What the task requires –
All records given below must be printed word for word.

Material for this exercise –
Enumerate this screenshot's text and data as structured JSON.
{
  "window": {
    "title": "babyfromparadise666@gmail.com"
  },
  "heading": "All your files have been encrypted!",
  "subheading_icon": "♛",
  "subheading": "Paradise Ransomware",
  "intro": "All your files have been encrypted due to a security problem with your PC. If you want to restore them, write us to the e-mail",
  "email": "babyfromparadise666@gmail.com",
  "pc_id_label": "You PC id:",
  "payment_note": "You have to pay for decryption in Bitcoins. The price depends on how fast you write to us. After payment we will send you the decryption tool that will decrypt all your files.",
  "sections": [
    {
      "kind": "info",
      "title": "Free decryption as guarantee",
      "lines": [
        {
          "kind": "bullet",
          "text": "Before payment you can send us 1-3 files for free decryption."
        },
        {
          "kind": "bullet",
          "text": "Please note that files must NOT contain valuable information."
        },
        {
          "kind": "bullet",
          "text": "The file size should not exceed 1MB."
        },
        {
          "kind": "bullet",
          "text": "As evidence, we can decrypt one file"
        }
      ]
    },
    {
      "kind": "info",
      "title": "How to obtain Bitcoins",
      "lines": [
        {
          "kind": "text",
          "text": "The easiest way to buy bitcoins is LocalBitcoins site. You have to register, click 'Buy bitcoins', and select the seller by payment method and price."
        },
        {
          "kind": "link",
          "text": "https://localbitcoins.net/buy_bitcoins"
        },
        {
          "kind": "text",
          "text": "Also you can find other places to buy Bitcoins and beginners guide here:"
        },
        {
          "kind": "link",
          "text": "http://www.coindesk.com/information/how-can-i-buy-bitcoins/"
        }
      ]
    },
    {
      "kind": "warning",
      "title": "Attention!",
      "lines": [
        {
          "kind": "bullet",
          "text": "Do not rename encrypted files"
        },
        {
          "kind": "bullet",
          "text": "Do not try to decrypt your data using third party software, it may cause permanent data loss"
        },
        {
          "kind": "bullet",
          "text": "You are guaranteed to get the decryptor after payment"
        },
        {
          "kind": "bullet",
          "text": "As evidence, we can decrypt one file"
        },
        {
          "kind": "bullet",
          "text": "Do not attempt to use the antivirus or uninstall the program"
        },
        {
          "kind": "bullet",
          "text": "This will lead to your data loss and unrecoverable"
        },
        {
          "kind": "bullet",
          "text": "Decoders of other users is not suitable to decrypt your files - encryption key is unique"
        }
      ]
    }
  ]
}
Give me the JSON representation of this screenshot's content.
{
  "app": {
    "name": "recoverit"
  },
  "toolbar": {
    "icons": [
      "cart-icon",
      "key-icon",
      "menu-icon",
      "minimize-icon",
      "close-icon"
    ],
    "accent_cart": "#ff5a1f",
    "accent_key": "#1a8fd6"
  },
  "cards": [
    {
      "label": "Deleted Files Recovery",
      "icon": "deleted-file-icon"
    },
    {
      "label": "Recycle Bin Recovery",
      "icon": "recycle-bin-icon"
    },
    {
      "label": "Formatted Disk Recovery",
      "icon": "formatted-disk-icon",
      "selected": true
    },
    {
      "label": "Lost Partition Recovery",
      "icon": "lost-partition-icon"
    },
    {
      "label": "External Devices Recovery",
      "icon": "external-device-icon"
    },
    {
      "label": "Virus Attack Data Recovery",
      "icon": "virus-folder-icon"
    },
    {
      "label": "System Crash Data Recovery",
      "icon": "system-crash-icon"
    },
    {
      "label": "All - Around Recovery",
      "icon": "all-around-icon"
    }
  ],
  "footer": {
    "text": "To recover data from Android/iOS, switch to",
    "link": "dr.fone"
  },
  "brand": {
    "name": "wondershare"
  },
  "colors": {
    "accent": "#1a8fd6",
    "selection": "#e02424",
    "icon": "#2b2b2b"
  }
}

Completed task –
Enumerate this screenshot's text and data as structured JSON.
{
  "window": {
    "title": "babyfromparadise666@gmail.com"
  },
  "heading": "All your files have been encrypted!",
  "subheading_icon": "♛",
  "subheading": "Paradise Ransomware",
  "intro": "All your files have been encrypted due to a security problem with your PC. If you want to restore them, write us to the e-mail",
  "email": "babyfromparadise666@gmail.com",
  "pc_id_label": "You PC id:",
  "payment_note": "You have to pay for decryption in Bitcoins. The price depends on how fast you write to us. After payment we will send you the decryption tool that will decrypt all your files.",
  "sections": [
    {
      "kind": "info",
      "title": "Free decryption as guarantee",
      "lines": [
        {
          "kind": "bullet",
          "text": "Before payment you can send us 1-3 files for free decryption."
        },
        {
          "kind": "bullet",
          "text": "Please note that files must NOT contain valuable information."
        },
        {
          "kind": "bullet",
          "text": "The file size should not exceed 1MB."
        },
        {
          "kind": "bullet",
          "text": "As evidence, we can decrypt one file"
        }
      ]
    },
    {
      "kind": "info",
      "title": "How to obtain Bitcoins",
      "lines": [
        {
          "kind": "text",
          "text": "The easiest way to buy bitcoins is LocalBitcoins site. You have to register, click 'Buy bitcoins', and select the seller by payment method and price."
        },
        {
          "kind": "link",
          "text": "https://localbitcoins.net/buy_bitcoins"
        },
        {
          "kind": "text",
          "text": "Also you can find other places to buy Bitcoins and beginners guide here:"
        },
        {
          "kind": "link",
          "text": "http://www.coindesk.com/information/how-can-i-buy-bitcoins/"
        }
      ]
    },
    {
      "kind": "warning",
      "title": "Attention!",
      "lines": [
        {
          "kind": "bullet",
          "text": "Do not rename encrypted files"
        },
        {
          "kind": "bullet",
          "text": "Do not try to decrypt your data using third party software, it may cause permanent data loss"
        },
        {
          "kind": "bullet",
          "text": "You are guaranteed to get the decryptor after payment"
        },
        {
          "kind": "bullet",
          "text": "As evidence, we can decrypt one file"
        },
        {
          "kind": "bullet",
          "text": "Do not attempt to use the antivirus or uninstall the program"
        },
        {
          "kind": "bullet",
          "text": "This will lead to your data loss and unrecoverable"
        },
        {
          "kind": "bullet",
          "text": "Decoders of other users is not suitable to decrypt your files - encryption key is unique"
        }
      ]
    }
  ]
}
Give me the JSON representation of this screenshot's content.
{
  "app": {
    "name": "recoverit"
  },
  "toolbar": {
    "icons": [
      "cart-icon",
      "key-icon",
      "menu-icon",
      "minimize-icon",
      "close-icon"
    ],
    "accent_cart": "#ff5a1f",
    "accent_key": "#1a8fd6"
  },
  "cards": [
    {
      "label": "Deleted Files Recovery",
      "icon": "deleted-file-icon"
    },
    {
      "label": "Recycle Bin Recovery",
      "icon": "recycle-bin-icon"
    },
    {
      "label": "Formatted Disk Recovery",
      "icon": "formatted-disk-icon",
      "selected": true
    },
    {
      "label": "Lost Partition Recovery",
      "icon": "lost-partition-icon"
    },
    {
      "label": "External Devices Recovery",
      "icon": "external-device-icon"
    },
    {
      "label": "Virus Attack Data Recovery",
      "icon": "virus-folder-icon"
    },
    {
      "label": "System Crash Data Recovery",
      "icon": "system-crash-icon"
    },
    {
      "label": "All - Around Recovery",
      "icon": "all-around-icon"
    }
  ],
  "footer": {
    "text": "To recover data from Android/iOS, switch to",
    "link": "dr.fone"
  },
  "brand": {
    "name": "wondershare"
  },
  "colors": {
    "accent": "#1a8fd6",
    "selection": "#e02424",
    "icon": "#2b2b2b"
  }
}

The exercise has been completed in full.